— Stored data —

****

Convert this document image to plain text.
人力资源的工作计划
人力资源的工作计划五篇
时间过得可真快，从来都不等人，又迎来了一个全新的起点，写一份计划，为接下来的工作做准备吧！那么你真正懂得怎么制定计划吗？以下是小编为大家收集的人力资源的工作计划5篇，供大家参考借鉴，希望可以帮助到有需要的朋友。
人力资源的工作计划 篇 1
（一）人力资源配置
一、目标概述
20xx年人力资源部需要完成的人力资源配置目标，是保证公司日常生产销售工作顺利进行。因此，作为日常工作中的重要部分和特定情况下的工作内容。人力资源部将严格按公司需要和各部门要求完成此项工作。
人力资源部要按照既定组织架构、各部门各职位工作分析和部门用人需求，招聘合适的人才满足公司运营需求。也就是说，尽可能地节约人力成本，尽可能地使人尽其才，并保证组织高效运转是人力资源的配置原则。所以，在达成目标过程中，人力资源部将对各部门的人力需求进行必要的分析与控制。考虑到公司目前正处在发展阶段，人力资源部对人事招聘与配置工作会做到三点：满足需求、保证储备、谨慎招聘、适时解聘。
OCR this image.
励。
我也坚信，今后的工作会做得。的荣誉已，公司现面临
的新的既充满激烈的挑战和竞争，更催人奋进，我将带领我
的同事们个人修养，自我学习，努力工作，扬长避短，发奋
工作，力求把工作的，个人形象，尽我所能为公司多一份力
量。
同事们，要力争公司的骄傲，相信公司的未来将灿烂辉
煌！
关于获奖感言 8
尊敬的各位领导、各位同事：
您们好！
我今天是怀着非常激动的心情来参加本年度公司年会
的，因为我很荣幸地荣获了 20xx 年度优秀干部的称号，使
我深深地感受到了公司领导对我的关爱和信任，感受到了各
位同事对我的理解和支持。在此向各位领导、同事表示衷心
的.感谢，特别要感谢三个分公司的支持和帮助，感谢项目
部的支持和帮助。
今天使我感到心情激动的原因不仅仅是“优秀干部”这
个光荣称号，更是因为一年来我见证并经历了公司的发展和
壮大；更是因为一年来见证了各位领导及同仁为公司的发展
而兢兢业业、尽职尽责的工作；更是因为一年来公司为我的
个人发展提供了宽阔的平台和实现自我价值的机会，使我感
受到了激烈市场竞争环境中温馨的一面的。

****

Please reproduce each line exactly as written.

Convert this document image to plain text.
人力资源的工作计划
人力资源的工作计划五篇
时间过得可真快，从来都不等人，又迎来了一个全新的起点，写一份计划，为接下来的工作做准备吧！那么你真正懂得怎么制定计划吗？以下是小编为大家收集的人力资源的工作计划5篇，供大家参考借鉴，希望可以帮助到有需要的朋友。
人力资源的工作计划 篇 1
（一）人力资源配置
一、目标概述
20xx年人力资源部需要完成的人力资源配置目标，是保证公司日常生产销售工作顺利进行。因此，作为日常工作中的重要部分和特定情况下的工作内容。人力资源部将严格按公司需要和各部门要求完成此项工作。
人力资源部要按照既定组织架构、各部门各职位工作分析和部门用人需求，招聘合适的人才满足公司运营需求。也就是说，尽可能地节约人力成本，尽可能地使人尽其才，并保证组织高效运转是人力资源的配置原则。所以，在达成目标过程中，人力资源部将对各部门的人力需求进行必要的分析与控制。考虑到公司目前正处在发展阶段，人力资源部对人事招聘与配置工作会做到三点：满足需求、保证储备、谨慎招聘、适时解聘。
OCR this image.
励。
我也坚信，今后的工作会做得。的荣誉已，公司现面临
的新的既充满激烈的挑战和竞争，更催人奋进，我将带领我
的同事们个人修养，自我学习，努力工作，扬长避短，发奋
工作，力求把工作的，个人形象，尽我所能为公司多一份力
量。
同事们，要力争公司的骄傲，相信公司的未来将灿烂辉
煌！
关于获奖感言 8
尊敬的各位领导、各位同事：
您们好！
我今天是怀着非常激动的心情来参加本年度公司年会
的，因为我很荣幸地荣获了 20xx 年度优秀干部的称号，使
我深深地感受到了公司领导对我的关爱和信任，感受到了各
位同事对我的理解和支持。在此向各位领导、同事表示衷心
的.感谢，特别要感谢三个分公司的支持和帮助，感谢项目
部的支持和帮助。
今天使我感到心情激动的原因不仅仅是“优秀干部”这
个光荣称号，更是因为一年来我见证并经历了公司的发展和
壮大；更是因为一年来见证了各位领导及同仁为公司的发展
而兢兢业业、尽职尽责的工作；更是因为一年来公司为我的
个人发展提供了宽阔的平台和实现自我价值的机会，使我感
受到了激烈市场竞争环境中温馨的一面的。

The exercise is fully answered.